Short task
Output the data word for word, dropping every image.

[Data items]
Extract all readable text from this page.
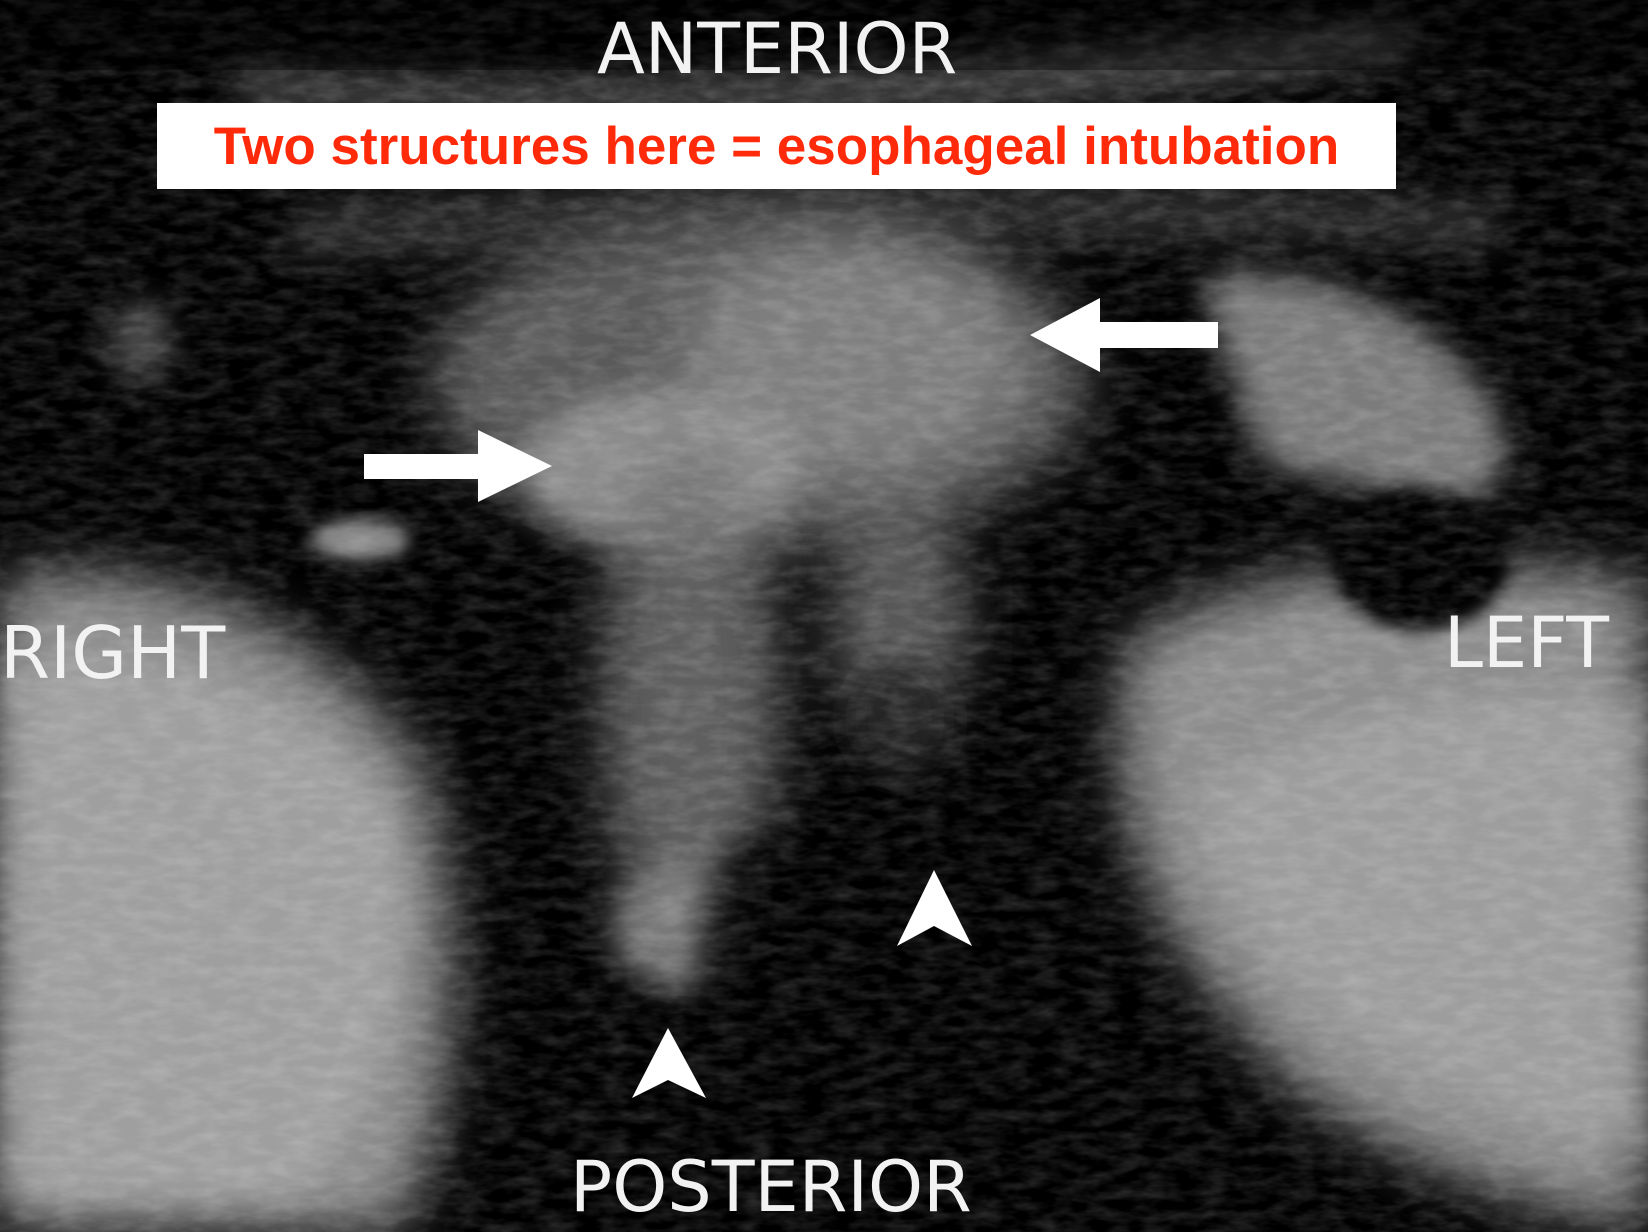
ANTERIOR
POSTERIOR
RIGHT	LEFT
Two structures here = esophageal intubation
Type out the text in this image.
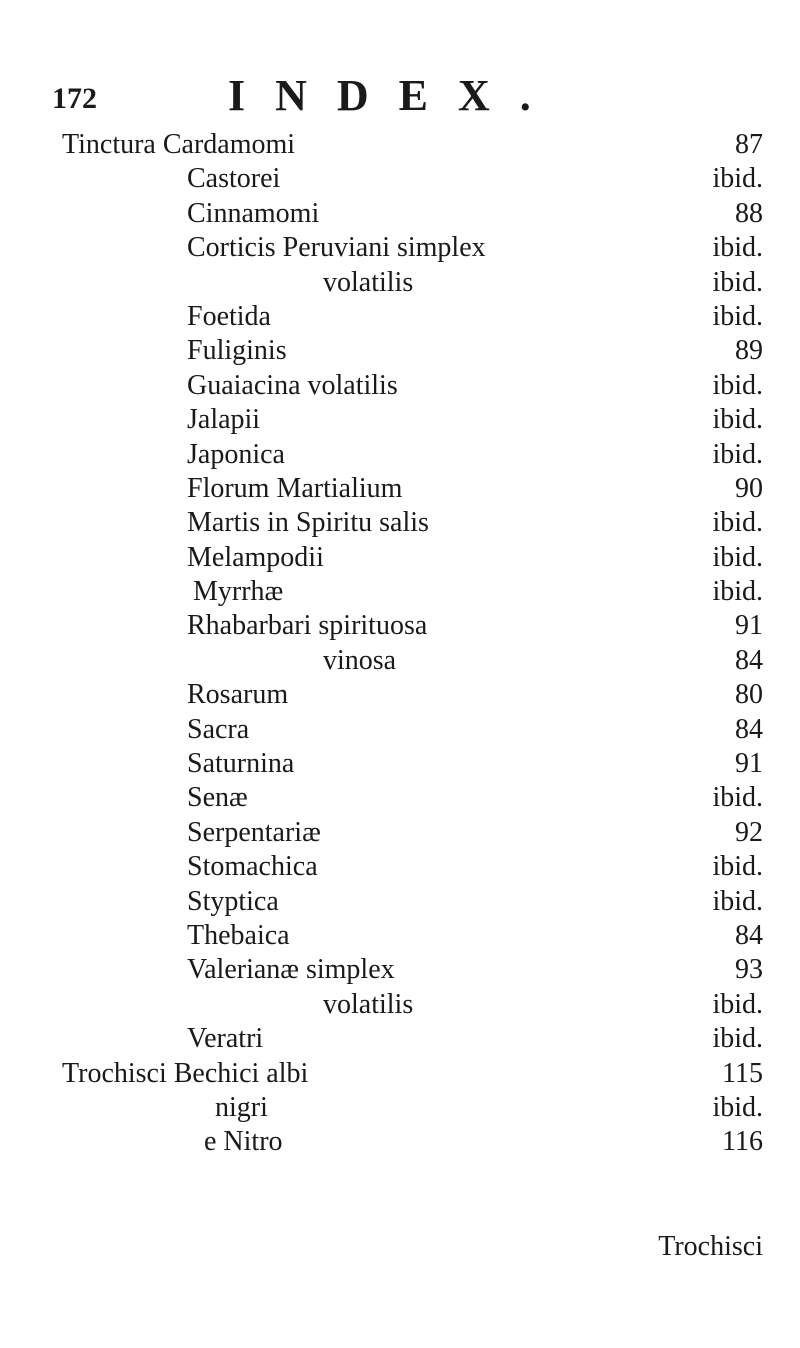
172	INDEX.
Tinctura Cardamomi	87
Castorei	ibid.
Cinnamomi	88
Corticis Peruviani simplex	ibid.
volatilis	ibid.
Foetida	ibid.
Fuliginis	89
Guaiacina volatilis	ibid.
Jalapii	ibid.
Japonica	ibid.
Florum Martialium	90
Martis in Spiritu salis	ibid.
Melampodii	ibid.
Myrrhæ	ibid.
Rhabarbari spirituosa	91
vinosa	84
Rosarum	80
Sacra	84
Saturnina	91
Senæ	ibid.
Serpentariæ	92
Stomachica	ibid.
Styptica	ibid.
Thebaica	84
Valerianæ simplex	93
volatilis	ibid.
Veratri	ibid.
Trochisci Bechici albi	115
nigri	ibid.
e Nitro	116
Trochisci
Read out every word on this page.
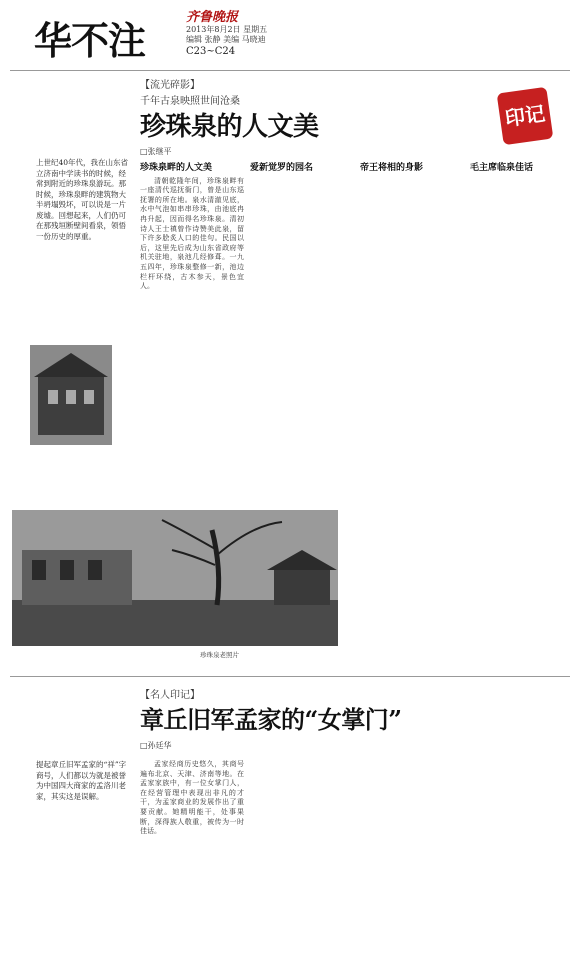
华不注
齐鲁晚报
2013年8月2日 星期五
编辑 张静 美编 马晓迪
C23~C24
【流光碎影】
千年古泉映照世间沧桑
珍珠泉的人文美
□张继平
印记
上世纪40年代，我在山东省立济南中学读书的时候，经常到附近的珍珠泉游玩。那时候，珍珠泉畔的建筑物大半坍塌毁坏，可以说是一片废墟。回想起来，人们仍可在那残垣断壁间看泉，领悟一份历史的厚重。
珍珠泉畔的人文美

清朝乾隆年间，珍珠泉畔有一座清代巡抚衙门，曾是山东巡抚署的所在地。泉水清澈见底，水中气泡如串串珍珠，由池底冉冉升起，因而得名珍珠泉。清初诗人王士禛曾作诗赞美此泉，留下许多脍炙人口的佳句。民国以后，这里先后成为山东省政府等机关驻地，泉池几经修葺。一九五四年，珍珠泉整修一新，池边栏杆环绕，古木参天，景色宜人。

爱新觉罗的园名	帝王将相的身影	毛主席临泉佳话
珍珠泉老照片
【名人印记】
章丘旧军孟家的“女掌门”
□孙廷华
提起章丘旧军孟家的“祥”字商号，人们都以为就是被誉为中国四大商家的孟洛川老家，其实这是误解。

孟家经商历史悠久，其商号遍布北京、天津、济南等地。在孟家家族中，有一位女掌门人，在经营管理中表现出非凡的才干，为孟家商业的发展作出了重要贡献。她精明能干，处事果断，深得族人敬重，被传为一时佳话。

Response for this exercise
Extract all readable text from this page.
ANTERIOR
POSTERIOR
RIGHT	LEFT
Two structures here = esophageal intubation
Type out the text in this image.
172	INDEX.
Tinctura Cardamomi	87
Castorei	ibid.
Cinnamomi	88
Corticis Peruviani simplex	ibid.
volatilis	ibid.
Foetida	ibid.
Fuliginis	89
Guaiacina volatilis	ibid.
Jalapii	ibid.
Japonica	ibid.
Florum Martialium	90
Martis in Spiritu salis	ibid.
Melampodii	ibid.
Myrrhæ	ibid.
Rhabarbari spirituosa	91
vinosa	84
Rosarum	80
Sacra	84
Saturnina	91
Senæ	ibid.
Serpentariæ	92
Stomachica	ibid.
Styptica	ibid.
Thebaica	84
Valerianæ simplex	93
volatilis	ibid.
Veratri	ibid.
Trochisci Bechici albi	115
nigri	ibid.
e Nitro	116
Trochisci
Read out every word on this page.
华不注
齐鲁晚报
2013年8月2日 星期五
编辑 张静 美编 马晓迪
C23~C24
【流光碎影】
千年古泉映照世间沧桑
珍珠泉的人文美
□张继平
印记
上世纪40年代，我在山东省立济南中学读书的时候，经常到附近的珍珠泉游玩。那时候，珍珠泉畔的建筑物大半坍塌毁坏，可以说是一片废墟。回想起来，人们仍可在那残垣断壁间看泉，领悟一份历史的厚重。
珍珠泉畔的人文美

清朝乾隆年间，珍珠泉畔有一座清代巡抚衙门，曾是山东巡抚署的所在地。泉水清澈见底，水中气泡如串串珍珠，由池底冉冉升起，因而得名珍珠泉。清初诗人王士禛曾作诗赞美此泉，留下许多脍炙人口的佳句。民国以后，这里先后成为山东省政府等机关驻地，泉池几经修葺。一九五四年，珍珠泉整修一新，池边栏杆环绕，古木参天，景色宜人。

爱新觉罗的园名	帝王将相的身影	毛主席临泉佳话
珍珠泉老照片
【名人印记】
章丘旧军孟家的“女掌门”
□孙廷华
提起章丘旧军孟家的“祥”字商号，人们都以为就是被誉为中国四大商家的孟洛川老家，其实这是误解。

孟家经商历史悠久，其商号遍布北京、天津、济南等地。在孟家家族中，有一位女掌门人，在经营管理中表现出非凡的才干，为孟家商业的发展作出了重要贡献。她精明能干，处事果断，深得族人敬重，被传为一时佳话。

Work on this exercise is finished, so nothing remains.